> _Exercise prompt_
Extract each record and reproduce it exactly.

> _Data to use_
▼

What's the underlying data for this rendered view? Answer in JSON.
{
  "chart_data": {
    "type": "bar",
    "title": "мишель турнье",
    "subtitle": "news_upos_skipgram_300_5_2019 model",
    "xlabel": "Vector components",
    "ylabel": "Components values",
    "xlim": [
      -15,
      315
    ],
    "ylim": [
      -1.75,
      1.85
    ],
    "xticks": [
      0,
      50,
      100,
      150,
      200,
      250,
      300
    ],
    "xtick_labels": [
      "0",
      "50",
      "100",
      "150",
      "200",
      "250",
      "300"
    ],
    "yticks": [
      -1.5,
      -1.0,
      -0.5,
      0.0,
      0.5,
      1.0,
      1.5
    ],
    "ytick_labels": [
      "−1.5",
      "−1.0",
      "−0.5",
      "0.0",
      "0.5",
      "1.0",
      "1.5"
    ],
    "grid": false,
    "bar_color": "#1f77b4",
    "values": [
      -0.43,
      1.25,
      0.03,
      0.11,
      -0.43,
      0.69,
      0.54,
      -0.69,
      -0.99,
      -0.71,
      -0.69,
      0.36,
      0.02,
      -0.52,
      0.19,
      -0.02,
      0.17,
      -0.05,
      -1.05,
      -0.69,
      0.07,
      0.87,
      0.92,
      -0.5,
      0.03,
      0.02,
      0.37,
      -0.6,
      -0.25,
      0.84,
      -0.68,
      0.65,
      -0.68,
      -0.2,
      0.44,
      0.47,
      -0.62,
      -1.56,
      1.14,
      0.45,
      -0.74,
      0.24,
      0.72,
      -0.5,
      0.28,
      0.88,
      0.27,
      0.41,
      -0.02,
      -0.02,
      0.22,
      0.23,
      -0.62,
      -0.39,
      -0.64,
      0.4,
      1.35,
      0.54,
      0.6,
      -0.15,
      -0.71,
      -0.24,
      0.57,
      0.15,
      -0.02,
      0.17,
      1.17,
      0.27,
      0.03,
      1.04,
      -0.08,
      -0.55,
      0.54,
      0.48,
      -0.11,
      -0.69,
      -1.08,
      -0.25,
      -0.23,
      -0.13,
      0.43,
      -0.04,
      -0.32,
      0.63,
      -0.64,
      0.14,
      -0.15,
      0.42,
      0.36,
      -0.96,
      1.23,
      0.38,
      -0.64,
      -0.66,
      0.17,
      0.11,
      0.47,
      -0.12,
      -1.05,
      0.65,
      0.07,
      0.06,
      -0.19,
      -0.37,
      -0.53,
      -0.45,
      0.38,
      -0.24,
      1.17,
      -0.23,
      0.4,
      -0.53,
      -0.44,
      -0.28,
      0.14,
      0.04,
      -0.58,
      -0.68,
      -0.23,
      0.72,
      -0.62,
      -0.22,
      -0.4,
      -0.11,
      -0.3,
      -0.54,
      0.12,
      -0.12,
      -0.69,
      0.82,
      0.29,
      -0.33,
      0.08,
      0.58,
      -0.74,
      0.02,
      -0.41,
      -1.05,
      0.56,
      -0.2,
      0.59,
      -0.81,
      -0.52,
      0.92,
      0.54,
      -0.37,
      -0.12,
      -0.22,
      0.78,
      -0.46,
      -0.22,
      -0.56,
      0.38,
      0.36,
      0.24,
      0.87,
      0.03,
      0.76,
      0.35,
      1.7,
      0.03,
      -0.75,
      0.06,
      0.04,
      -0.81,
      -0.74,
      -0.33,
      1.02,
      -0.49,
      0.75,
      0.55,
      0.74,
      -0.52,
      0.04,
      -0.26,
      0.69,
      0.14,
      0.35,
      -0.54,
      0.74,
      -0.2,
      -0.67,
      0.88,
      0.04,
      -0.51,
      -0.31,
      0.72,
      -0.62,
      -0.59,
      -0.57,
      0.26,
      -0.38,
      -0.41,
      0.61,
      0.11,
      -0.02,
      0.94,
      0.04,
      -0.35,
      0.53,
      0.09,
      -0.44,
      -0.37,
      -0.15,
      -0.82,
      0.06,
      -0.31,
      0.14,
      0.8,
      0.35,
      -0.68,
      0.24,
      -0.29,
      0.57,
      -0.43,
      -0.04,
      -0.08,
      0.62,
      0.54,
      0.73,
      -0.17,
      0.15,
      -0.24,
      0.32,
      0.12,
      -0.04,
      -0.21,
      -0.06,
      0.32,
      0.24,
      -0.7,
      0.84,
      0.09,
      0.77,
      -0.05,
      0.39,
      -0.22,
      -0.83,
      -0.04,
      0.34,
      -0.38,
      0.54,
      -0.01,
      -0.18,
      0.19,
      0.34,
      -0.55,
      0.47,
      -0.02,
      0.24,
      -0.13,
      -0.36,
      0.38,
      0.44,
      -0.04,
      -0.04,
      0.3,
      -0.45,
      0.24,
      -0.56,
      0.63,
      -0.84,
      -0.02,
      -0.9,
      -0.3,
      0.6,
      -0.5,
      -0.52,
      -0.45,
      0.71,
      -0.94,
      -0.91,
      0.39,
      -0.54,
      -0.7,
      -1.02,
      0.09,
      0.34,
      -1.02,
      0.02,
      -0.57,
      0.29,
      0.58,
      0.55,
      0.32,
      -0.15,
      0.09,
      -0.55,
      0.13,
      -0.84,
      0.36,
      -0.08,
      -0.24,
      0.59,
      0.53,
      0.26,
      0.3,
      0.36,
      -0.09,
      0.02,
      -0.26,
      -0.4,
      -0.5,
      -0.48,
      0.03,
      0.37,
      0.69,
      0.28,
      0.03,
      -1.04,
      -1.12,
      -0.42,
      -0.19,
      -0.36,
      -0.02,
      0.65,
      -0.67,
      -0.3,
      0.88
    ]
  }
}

▲

> _Expected answer_
What's the underlying data for this rendered view? Answer in JSON.
{
  "chart_data": {
    "type": "bar",
    "title": "мишель турнье",
    "subtitle": "news_upos_skipgram_300_5_2019 model",
    "xlabel": "Vector components",
    "ylabel": "Components values",
    "xlim": [
      -15,
      315
    ],
    "ylim": [
      -1.75,
      1.85
    ],
    "xticks": [
      0,
      50,
      100,
      150,
      200,
      250,
      300
    ],
    "xtick_labels": [
      "0",
      "50",
      "100",
      "150",
      "200",
      "250",
      "300"
    ],
    "yticks": [
      -1.5,
      -1.0,
      -0.5,
      0.0,
      0.5,
      1.0,
      1.5
    ],
    "ytick_labels": [
      "−1.5",
      "−1.0",
      "−0.5",
      "0.0",
      "0.5",
      "1.0",
      "1.5"
    ],
    "grid": false,
    "bar_color": "#1f77b4",
    "values": [
      -0.43,
      1.25,
      0.03,
      0.11,
      -0.43,
      0.69,
      0.54,
      -0.69,
      -0.99,
      -0.71,
      -0.69,
      0.36,
      0.02,
      -0.52,
      0.19,
      -0.02,
      0.17,
      -0.05,
      -1.05,
      -0.69,
      0.07,
      0.87,
      0.92,
      -0.5,
      0.03,
      0.02,
      0.37,
      -0.6,
      -0.25,
      0.84,
      -0.68,
      0.65,
      -0.68,
      -0.2,
      0.44,
      0.47,
      -0.62,
      -1.56,
      1.14,
      0.45,
      -0.74,
      0.24,
      0.72,
      -0.5,
      0.28,
      0.88,
      0.27,
      0.41,
      -0.02,
      -0.02,
      0.22,
      0.23,
      -0.62,
      -0.39,
      -0.64,
      0.4,
      1.35,
      0.54,
      0.6,
      -0.15,
      -0.71,
      -0.24,
      0.57,
      0.15,
      -0.02,
      0.17,
      1.17,
      0.27,
      0.03,
      1.04,
      -0.08,
      -0.55,
      0.54,
      0.48,
      -0.11,
      -0.69,
      -1.08,
      -0.25,
      -0.23,
      -0.13,
      0.43,
      -0.04,
      -0.32,
      0.63,
      -0.64,
      0.14,
      -0.15,
      0.42,
      0.36,
      -0.96,
      1.23,
      0.38,
      -0.64,
      -0.66,
      0.17,
      0.11,
      0.47,
      -0.12,
      -1.05,
      0.65,
      0.07,
      0.06,
      -0.19,
      -0.37,
      -0.53,
      -0.45,
      0.38,
      -0.24,
      1.17,
      -0.23,
      0.4,
      -0.53,
      -0.44,
      -0.28,
      0.14,
      0.04,
      -0.58,
      -0.68,
      -0.23,
      0.72,
      -0.62,
      -0.22,
      -0.4,
      -0.11,
      -0.3,
      -0.54,
      0.12,
      -0.12,
      -0.69,
      0.82,
      0.29,
      -0.33,
      0.08,
      0.58,
      -0.74,
      0.02,
      -0.41,
      -1.05,
      0.56,
      -0.2,
      0.59,
      -0.81,
      -0.52,
      0.92,
      0.54,
      -0.37,
      -0.12,
      -0.22,
      0.78,
      -0.46,
      -0.22,
      -0.56,
      0.38,
      0.36,
      0.24,
      0.87,
      0.03,
      0.76,
      0.35,
      1.7,
      0.03,
      -0.75,
      0.06,
      0.04,
      -0.81,
      -0.74,
      -0.33,
      1.02,
      -0.49,
      0.75,
      0.55,
      0.74,
      -0.52,
      0.04,
      -0.26,
      0.69,
      0.14,
      0.35,
      -0.54,
      0.74,
      -0.2,
      -0.67,
      0.88,
      0.04,
      -0.51,
      -0.31,
      0.72,
      -0.62,
      -0.59,
      -0.57,
      0.26,
      -0.38,
      -0.41,
      0.61,
      0.11,
      -0.02,
      0.94,
      0.04,
      -0.35,
      0.53,
      0.09,
      -0.44,
      -0.37,
      -0.15,
      -0.82,
      0.06,
      -0.31,
      0.14,
      0.8,
      0.35,
      -0.68,
      0.24,
      -0.29,
      0.57,
      -0.43,
      -0.04,
      -0.08,
      0.62,
      0.54,
      0.73,
      -0.17,
      0.15,
      -0.24,
      0.32,
      0.12,
      -0.04,
      -0.21,
      -0.06,
      0.32,
      0.24,
      -0.7,
      0.84,
      0.09,
      0.77,
      -0.05,
      0.39,
      -0.22,
      -0.83,
      -0.04,
      0.34,
      -0.38,
      0.54,
      -0.01,
      -0.18,
      0.19,
      0.34,
      -0.55,
      0.47,
      -0.02,
      0.24,
      -0.13,
      -0.36,
      0.38,
      0.44,
      -0.04,
      -0.04,
      0.3,
      -0.45,
      0.24,
      -0.56,
      0.63,
      -0.84,
      -0.02,
      -0.9,
      -0.3,
      0.6,
      -0.5,
      -0.52,
      -0.45,
      0.71,
      -0.94,
      -0.91,
      0.39,
      -0.54,
      -0.7,
      -1.02,
      0.09,
      0.34,
      -1.02,
      0.02,
      -0.57,
      0.29,
      0.58,
      0.55,
      0.32,
      -0.15,
      0.09,
      -0.55,
      0.13,
      -0.84,
      0.36,
      -0.08,
      -0.24,
      0.59,
      0.53,
      0.26,
      0.3,
      0.36,
      -0.09,
      0.02,
      -0.26,
      -0.4,
      -0.5,
      -0.48,
      0.03,
      0.37,
      0.69,
      0.28,
      0.03,
      -1.04,
      -1.12,
      -0.42,
      -0.19,
      -0.36,
      -0.02,
      0.65,
      -0.67,
      -0.3,
      0.88
    ]
  }
}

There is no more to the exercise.